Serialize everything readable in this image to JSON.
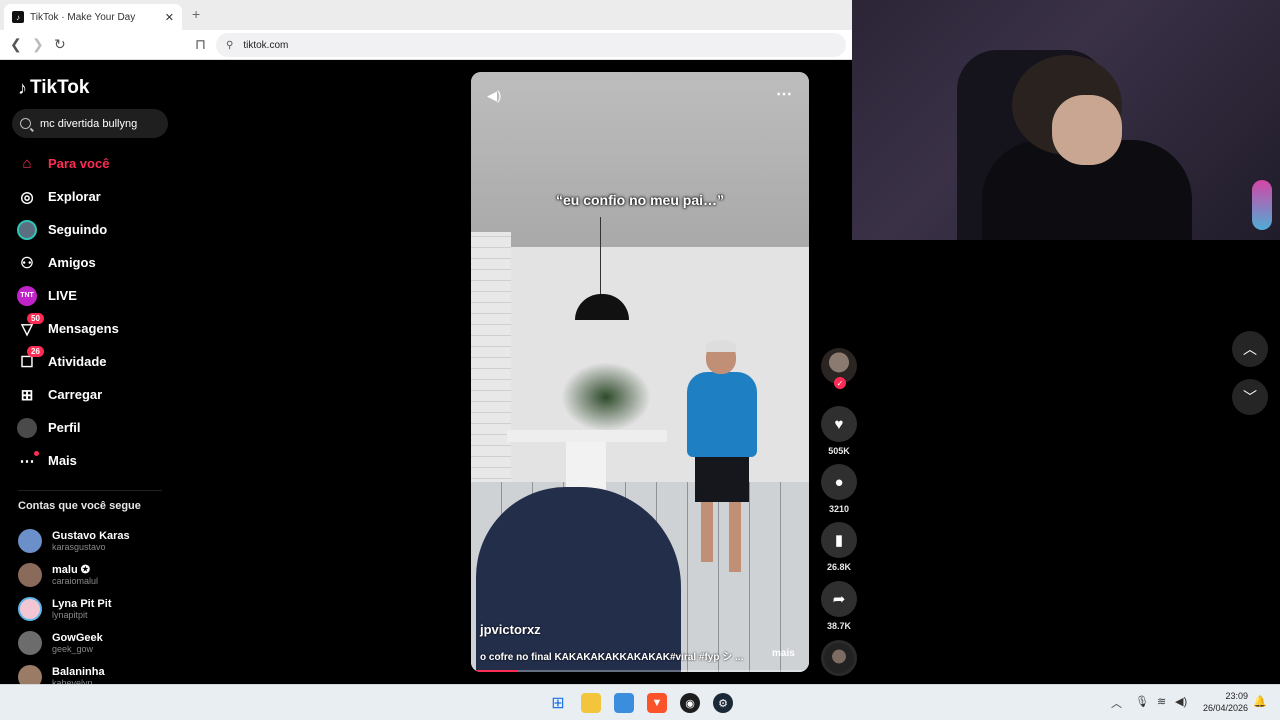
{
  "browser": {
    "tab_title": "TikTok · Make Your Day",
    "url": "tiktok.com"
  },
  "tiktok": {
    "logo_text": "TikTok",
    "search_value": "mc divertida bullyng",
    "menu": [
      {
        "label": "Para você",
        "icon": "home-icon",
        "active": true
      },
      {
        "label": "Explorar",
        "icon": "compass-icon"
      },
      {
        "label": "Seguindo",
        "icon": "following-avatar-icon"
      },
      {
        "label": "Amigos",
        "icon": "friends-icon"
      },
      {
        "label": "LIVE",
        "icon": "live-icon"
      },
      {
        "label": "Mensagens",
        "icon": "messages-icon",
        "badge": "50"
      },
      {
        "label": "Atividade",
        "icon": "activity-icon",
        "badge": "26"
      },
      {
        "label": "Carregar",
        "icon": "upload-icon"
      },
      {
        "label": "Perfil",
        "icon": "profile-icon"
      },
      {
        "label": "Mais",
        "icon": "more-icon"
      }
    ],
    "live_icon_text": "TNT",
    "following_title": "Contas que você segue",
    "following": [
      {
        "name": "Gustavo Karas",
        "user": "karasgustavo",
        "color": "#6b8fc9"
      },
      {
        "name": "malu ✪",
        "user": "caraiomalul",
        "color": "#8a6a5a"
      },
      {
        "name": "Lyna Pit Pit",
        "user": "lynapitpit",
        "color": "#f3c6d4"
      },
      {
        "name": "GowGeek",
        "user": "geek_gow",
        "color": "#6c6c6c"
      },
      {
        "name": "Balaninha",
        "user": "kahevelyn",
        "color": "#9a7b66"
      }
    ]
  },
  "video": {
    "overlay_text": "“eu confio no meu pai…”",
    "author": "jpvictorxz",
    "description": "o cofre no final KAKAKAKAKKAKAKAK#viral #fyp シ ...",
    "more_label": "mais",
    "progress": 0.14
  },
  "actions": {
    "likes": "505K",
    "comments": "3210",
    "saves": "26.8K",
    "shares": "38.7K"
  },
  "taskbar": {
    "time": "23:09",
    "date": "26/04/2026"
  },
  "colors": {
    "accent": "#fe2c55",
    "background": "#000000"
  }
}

Task goal
I'd like the material repeated word for word, without the pictures it holds.

Exercise answer
Serialize everything readable in this image to JSON.
{
  "browser": {
    "tab_title": "TikTok · Make Your Day",
    "url": "tiktok.com"
  },
  "tiktok": {
    "logo_text": "TikTok",
    "search_value": "mc divertida bullyng",
    "menu": [
      {
        "label": "Para você",
        "icon": "home-icon",
        "active": true
      },
      {
        "label": "Explorar",
        "icon": "compass-icon"
      },
      {
        "label": "Seguindo",
        "icon": "following-avatar-icon"
      },
      {
        "label": "Amigos",
        "icon": "friends-icon"
      },
      {
        "label": "LIVE",
        "icon": "live-icon"
      },
      {
        "label": "Mensagens",
        "icon": "messages-icon",
        "badge": "50"
      },
      {
        "label": "Atividade",
        "icon": "activity-icon",
        "badge": "26"
      },
      {
        "label": "Carregar",
        "icon": "upload-icon"
      },
      {
        "label": "Perfil",
        "icon": "profile-icon"
      },
      {
        "label": "Mais",
        "icon": "more-icon"
      }
    ],
    "live_icon_text": "TNT",
    "following_title": "Contas que você segue",
    "following": [
      {
        "name": "Gustavo Karas",
        "user": "karasgustavo",
        "color": "#6b8fc9"
      },
      {
        "name": "malu ✪",
        "user": "caraiomalul",
        "color": "#8a6a5a"
      },
      {
        "name": "Lyna Pit Pit",
        "user": "lynapitpit",
        "color": "#f3c6d4"
      },
      {
        "name": "GowGeek",
        "user": "geek_gow",
        "color": "#6c6c6c"
      },
      {
        "name": "Balaninha",
        "user": "kahevelyn",
        "color": "#9a7b66"
      }
    ]
  },
  "video": {
    "overlay_text": "“eu confio no meu pai…”",
    "author": "jpvictorxz",
    "description": "o cofre no final KAKAKAKAKKAKAKAK#viral #fyp シ ...",
    "more_label": "mais",
    "progress": 0.14
  },
  "actions": {
    "likes": "505K",
    "comments": "3210",
    "saves": "26.8K",
    "shares": "38.7K"
  },
  "taskbar": {
    "time": "23:09",
    "date": "26/04/2026"
  },
  "colors": {
    "accent": "#fe2c55",
    "background": "#000000"
  }
}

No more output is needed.